··· 文書抜粋 ···

組織の成長をめざすIUCN

2016年09月12日 / IUCN-WCC6

世界自然保護会議の最終日午前。IUCN会員は、4年後に1.3倍の事業規模をめざす予算案(2017-2020)を承認しました。原文はこちら(英語。pdf)

IUCNの2017−2020の予算計画は、2015年が決算の事業支出が100Mスイスフラン(100億円)であった実績を踏まえ、これから4年間、毎年10M近く増えていく(増やしていく!)予算案を設定。NGOからの会費や政府などからの使途が限定されていない収入は全体の20%にして、事業実施のための支援を80%に持っていく計画案が用意されています。

··· データ抜粋 ···

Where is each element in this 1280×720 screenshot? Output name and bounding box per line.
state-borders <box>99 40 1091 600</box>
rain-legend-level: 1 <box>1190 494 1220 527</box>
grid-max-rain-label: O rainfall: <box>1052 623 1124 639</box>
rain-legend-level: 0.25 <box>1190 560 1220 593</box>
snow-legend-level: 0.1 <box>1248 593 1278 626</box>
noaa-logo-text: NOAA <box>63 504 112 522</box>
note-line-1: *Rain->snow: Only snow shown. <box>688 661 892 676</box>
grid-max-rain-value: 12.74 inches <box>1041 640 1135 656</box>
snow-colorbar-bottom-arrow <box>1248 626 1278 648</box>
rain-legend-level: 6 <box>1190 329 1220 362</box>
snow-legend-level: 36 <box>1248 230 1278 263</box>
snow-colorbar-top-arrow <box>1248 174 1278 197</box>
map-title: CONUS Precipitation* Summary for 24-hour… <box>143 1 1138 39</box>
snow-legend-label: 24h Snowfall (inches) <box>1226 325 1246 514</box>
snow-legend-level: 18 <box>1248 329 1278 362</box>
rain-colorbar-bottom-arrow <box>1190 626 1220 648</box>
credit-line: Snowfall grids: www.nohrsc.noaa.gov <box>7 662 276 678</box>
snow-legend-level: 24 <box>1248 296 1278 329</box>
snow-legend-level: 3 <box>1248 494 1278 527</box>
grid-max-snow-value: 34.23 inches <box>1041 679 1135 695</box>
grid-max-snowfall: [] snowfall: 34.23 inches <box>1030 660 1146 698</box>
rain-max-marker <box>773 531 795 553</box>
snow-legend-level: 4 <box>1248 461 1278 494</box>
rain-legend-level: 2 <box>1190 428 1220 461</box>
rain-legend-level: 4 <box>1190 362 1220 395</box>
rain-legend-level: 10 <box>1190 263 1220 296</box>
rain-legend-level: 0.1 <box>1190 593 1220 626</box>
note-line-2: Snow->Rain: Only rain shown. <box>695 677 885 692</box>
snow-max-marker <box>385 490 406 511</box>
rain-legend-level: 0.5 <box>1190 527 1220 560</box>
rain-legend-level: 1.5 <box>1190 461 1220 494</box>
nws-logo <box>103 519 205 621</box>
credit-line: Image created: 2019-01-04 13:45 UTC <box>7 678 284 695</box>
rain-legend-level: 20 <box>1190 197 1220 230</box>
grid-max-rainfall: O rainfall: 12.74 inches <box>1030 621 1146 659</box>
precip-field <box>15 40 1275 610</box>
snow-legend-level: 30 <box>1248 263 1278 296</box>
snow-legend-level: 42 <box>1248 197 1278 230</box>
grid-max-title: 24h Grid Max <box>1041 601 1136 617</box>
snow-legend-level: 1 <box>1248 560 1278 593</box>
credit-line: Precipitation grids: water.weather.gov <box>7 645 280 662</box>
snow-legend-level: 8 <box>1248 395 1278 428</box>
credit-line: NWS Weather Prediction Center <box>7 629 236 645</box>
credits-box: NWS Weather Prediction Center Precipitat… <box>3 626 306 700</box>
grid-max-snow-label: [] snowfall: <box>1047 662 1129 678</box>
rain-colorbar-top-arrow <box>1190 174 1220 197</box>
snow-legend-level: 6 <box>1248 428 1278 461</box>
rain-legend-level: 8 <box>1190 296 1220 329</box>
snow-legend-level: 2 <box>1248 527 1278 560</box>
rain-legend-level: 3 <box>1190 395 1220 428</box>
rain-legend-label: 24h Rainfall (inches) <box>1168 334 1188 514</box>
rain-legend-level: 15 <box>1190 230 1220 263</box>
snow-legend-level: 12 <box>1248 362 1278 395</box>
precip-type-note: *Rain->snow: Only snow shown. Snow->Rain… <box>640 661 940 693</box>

···

• _短い問題_
IUCNの予算に関する記事の続きを、最後の文の後から書いてください。 資料は、IUCNの予算に関する記事とは別のものです。

• _解答_
写真 IISD/ENB http://www.iisd.ca/iucn/congress/2016/9sep.html

写真 IISD/ENB http://www.iisd.ca/iucn/congress/2016/9sep.html

予算は、比較的意欲的に作成されることが多いそうです。前期(2013−2016)は、予算と実際の事業収入に乖離がありましたが、年を追う毎に、予算と決算の金額が近づいてきた(=事業収入が増えた)こともあり強気の予算です。

この予算を達成するために、予算管理は月ごとにチェックがなされており、収入を増やすための資源動員戦略については、IUCN事務局長として非常に力を入れています。
・新しいドナーがIUCNと信頼関係を作るのには時間がかかるものの、着実に作り上げていきたい。
・企業については、生物多様性と企業に関するルールに従って関係を作る必要があり、可能性のある領域の一つとして力を入れていく。
・既存のドナーについては、今回のIUCNプログラムが、ドナーが実施を求めるSDGsと明確な相関を持っているので事業への支援が得られるだろう、とインガー事務局長は説明していました。

総会の予算・監査委員会は、この案を検討し承認が妥当という結論をだしました。また会員からは、
・ドナーはIUCNに何を求めるのか、色々な要請をしてくることがあるというのも、考慮した方が良い。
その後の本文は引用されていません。